--- BEGIN EXCERPTED RECORDS ---
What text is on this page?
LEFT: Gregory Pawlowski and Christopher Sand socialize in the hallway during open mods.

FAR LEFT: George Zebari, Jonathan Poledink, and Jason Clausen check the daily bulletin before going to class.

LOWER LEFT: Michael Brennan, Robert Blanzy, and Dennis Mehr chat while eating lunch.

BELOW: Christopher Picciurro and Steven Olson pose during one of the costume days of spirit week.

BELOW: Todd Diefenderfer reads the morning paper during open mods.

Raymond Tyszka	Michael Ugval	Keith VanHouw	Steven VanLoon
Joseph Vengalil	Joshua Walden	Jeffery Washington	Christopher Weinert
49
--- END EXCERPTED RECORDS ---
SHORT PROBLEM:
Extract every line above containing the word "Michael".

FINAL RESULT:
LOWER LEFT: Michael Brennan, Robert Blanzy, and Dennis Mehr chat while eating lunch.
Raymond Tyszka	Michael Ugval	Keith VanHouw	Steven VanLoon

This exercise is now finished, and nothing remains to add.